What the exercise asks
Copy everything in the listing below word for word, apart from any images.

Data to process

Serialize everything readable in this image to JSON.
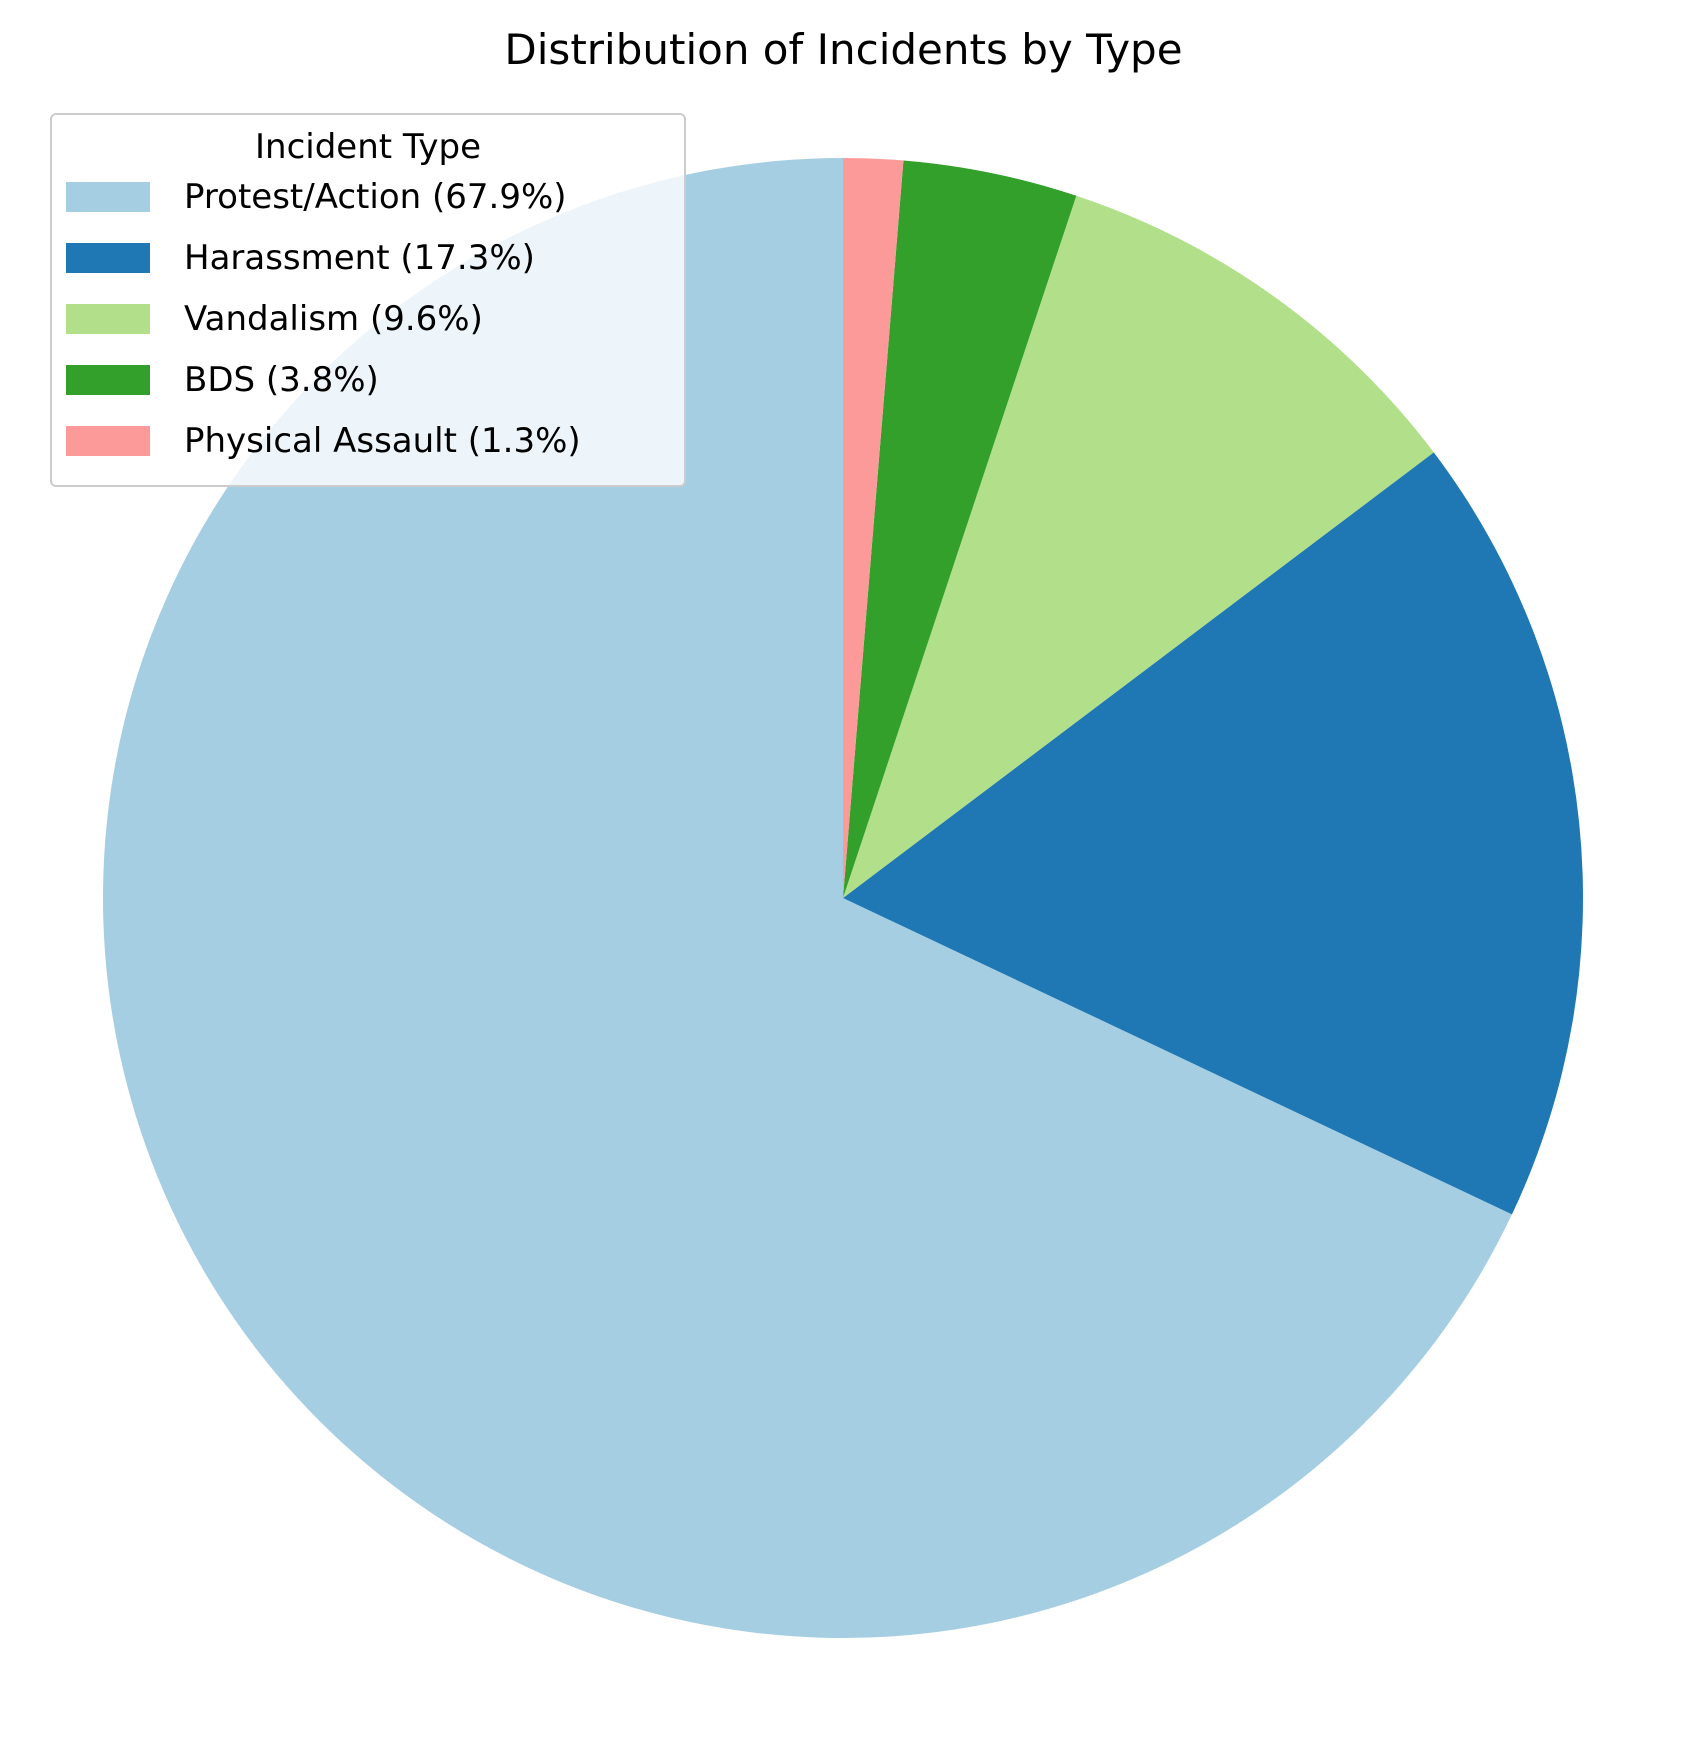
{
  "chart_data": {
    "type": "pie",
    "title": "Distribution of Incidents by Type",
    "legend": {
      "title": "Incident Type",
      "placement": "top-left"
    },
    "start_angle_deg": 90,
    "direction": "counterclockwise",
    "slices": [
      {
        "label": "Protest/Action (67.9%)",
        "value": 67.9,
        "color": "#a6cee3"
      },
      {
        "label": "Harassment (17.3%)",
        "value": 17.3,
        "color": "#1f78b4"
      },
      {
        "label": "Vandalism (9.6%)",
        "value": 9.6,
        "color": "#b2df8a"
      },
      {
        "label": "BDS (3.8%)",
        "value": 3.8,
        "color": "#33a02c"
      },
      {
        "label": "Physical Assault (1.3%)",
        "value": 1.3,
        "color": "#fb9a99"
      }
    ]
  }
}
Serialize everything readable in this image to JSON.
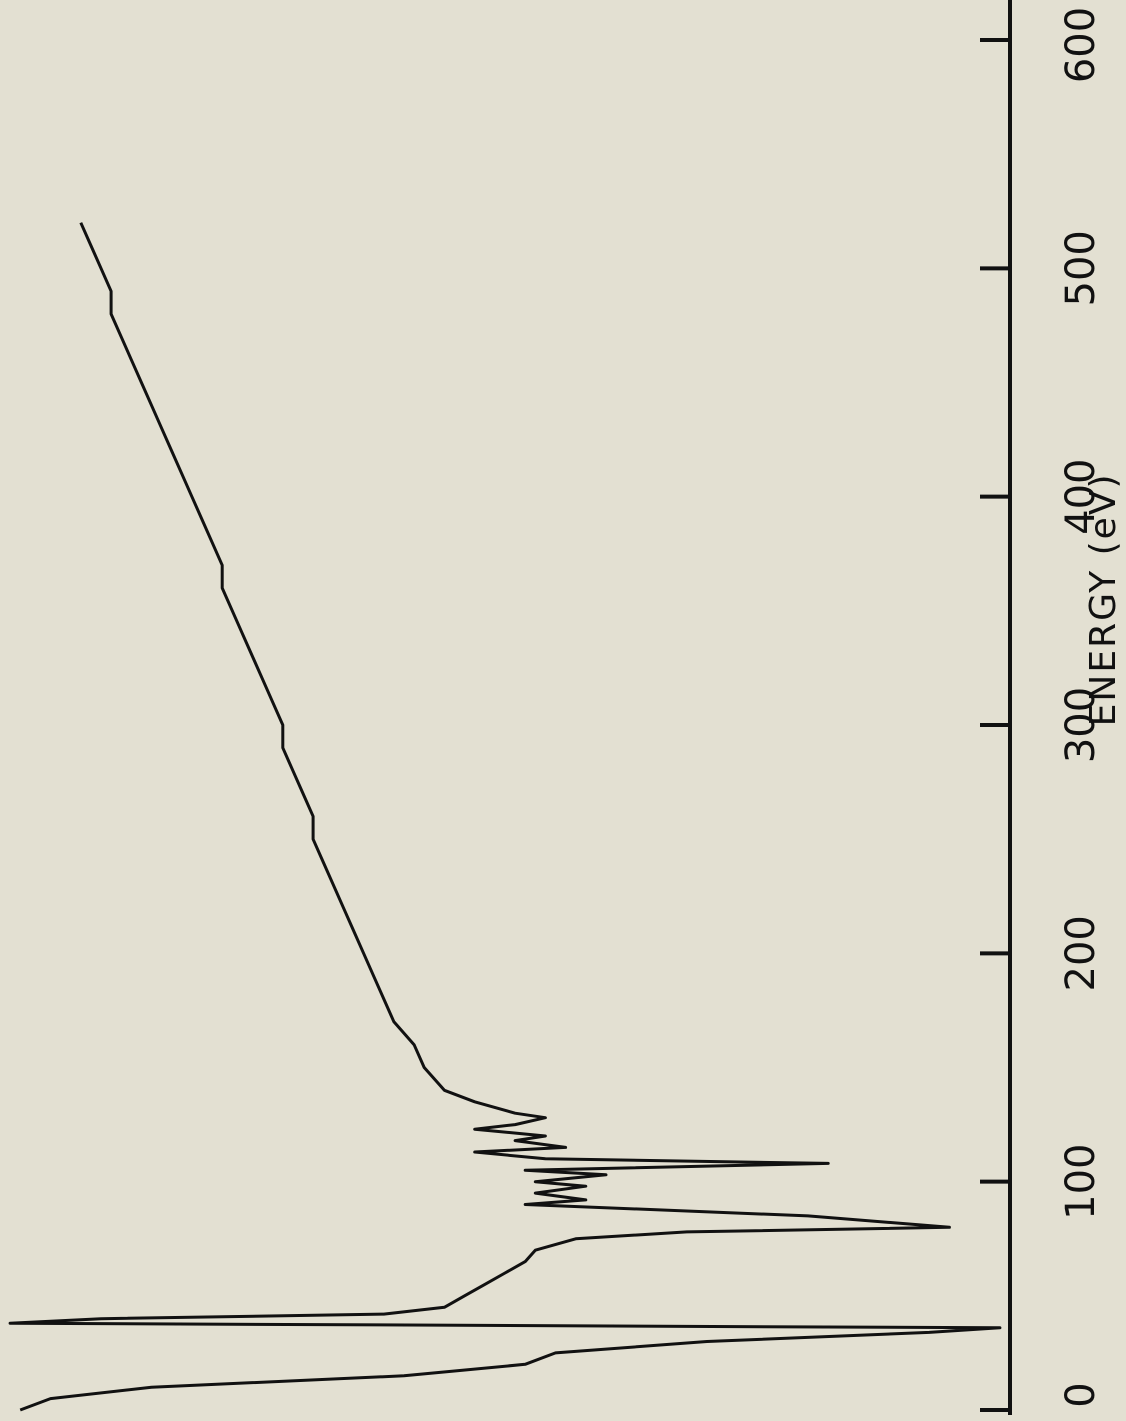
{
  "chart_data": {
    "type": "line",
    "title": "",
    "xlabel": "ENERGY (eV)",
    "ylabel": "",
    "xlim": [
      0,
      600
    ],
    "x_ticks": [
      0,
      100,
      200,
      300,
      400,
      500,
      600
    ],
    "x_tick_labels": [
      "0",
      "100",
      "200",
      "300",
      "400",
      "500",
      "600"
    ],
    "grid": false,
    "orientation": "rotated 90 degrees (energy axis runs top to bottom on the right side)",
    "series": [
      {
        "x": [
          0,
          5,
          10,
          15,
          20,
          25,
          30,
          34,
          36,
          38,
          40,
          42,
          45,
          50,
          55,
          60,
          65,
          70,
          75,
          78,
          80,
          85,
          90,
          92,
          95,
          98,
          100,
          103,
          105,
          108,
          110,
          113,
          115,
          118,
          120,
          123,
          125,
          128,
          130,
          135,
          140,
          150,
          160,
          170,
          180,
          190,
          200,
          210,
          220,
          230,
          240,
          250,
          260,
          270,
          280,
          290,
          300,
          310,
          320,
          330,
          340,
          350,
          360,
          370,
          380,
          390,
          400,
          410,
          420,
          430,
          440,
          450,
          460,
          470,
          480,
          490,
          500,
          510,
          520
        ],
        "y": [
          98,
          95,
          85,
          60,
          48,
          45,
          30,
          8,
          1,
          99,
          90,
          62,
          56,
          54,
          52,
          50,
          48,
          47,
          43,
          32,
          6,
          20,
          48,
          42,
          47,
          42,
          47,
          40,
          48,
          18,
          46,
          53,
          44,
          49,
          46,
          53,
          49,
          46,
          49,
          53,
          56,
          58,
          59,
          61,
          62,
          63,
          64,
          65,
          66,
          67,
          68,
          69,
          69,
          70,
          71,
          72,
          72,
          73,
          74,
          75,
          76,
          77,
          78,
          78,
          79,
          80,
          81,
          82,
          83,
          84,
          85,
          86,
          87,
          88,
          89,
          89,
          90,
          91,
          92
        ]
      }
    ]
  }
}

Solution for this task
Serialize everything readable in this image to JSON.
{
  "chart_data": {
    "type": "pie",
    "title": "Distribution of Incidents by Type",
    "legend": {
      "title": "Incident Type",
      "placement": "top-left"
    },
    "start_angle_deg": 90,
    "direction": "counterclockwise",
    "slices": [
      {
        "label": "Protest/Action (67.9%)",
        "value": 67.9,
        "color": "#a6cee3"
      },
      {
        "label": "Harassment (17.3%)",
        "value": 17.3,
        "color": "#1f78b4"
      },
      {
        "label": "Vandalism (9.6%)",
        "value": 9.6,
        "color": "#b2df8a"
      },
      {
        "label": "BDS (3.8%)",
        "value": 3.8,
        "color": "#33a02c"
      },
      {
        "label": "Physical Assault (1.3%)",
        "value": 1.3,
        "color": "#fb9a99"
      }
    ]
  }
}
Serialize everything readable in this image to JSON.
{
  "chart_data": {
    "type": "line",
    "title": "",
    "xlabel": "ENERGY (eV)",
    "ylabel": "",
    "xlim": [
      0,
      600
    ],
    "x_ticks": [
      0,
      100,
      200,
      300,
      400,
      500,
      600
    ],
    "x_tick_labels": [
      "0",
      "100",
      "200",
      "300",
      "400",
      "500",
      "600"
    ],
    "grid": false,
    "orientation": "rotated 90 degrees (energy axis runs top to bottom on the right side)",
    "series": [
      {
        "x": [
          0,
          5,
          10,
          15,
          20,
          25,
          30,
          34,
          36,
          38,
          40,
          42,
          45,
          50,
          55,
          60,
          65,
          70,
          75,
          78,
          80,
          85,
          90,
          92,
          95,
          98,
          100,
          103,
          105,
          108,
          110,
          113,
          115,
          118,
          120,
          123,
          125,
          128,
          130,
          135,
          140,
          150,
          160,
          170,
          180,
          190,
          200,
          210,
          220,
          230,
          240,
          250,
          260,
          270,
          280,
          290,
          300,
          310,
          320,
          330,
          340,
          350,
          360,
          370,
          380,
          390,
          400,
          410,
          420,
          430,
          440,
          450,
          460,
          470,
          480,
          490,
          500,
          510,
          520
        ],
        "y": [
          98,
          95,
          85,
          60,
          48,
          45,
          30,
          8,
          1,
          99,
          90,
          62,
          56,
          54,
          52,
          50,
          48,
          47,
          43,
          32,
          6,
          20,
          48,
          42,
          47,
          42,
          47,
          40,
          48,
          18,
          46,
          53,
          44,
          49,
          46,
          53,
          49,
          46,
          49,
          53,
          56,
          58,
          59,
          61,
          62,
          63,
          64,
          65,
          66,
          67,
          68,
          69,
          69,
          70,
          71,
          72,
          72,
          73,
          74,
          75,
          76,
          77,
          78,
          78,
          79,
          80,
          81,
          82,
          83,
          84,
          85,
          86,
          87,
          88,
          89,
          89,
          90,
          91,
          92
        ]
      }
    ]
  }
}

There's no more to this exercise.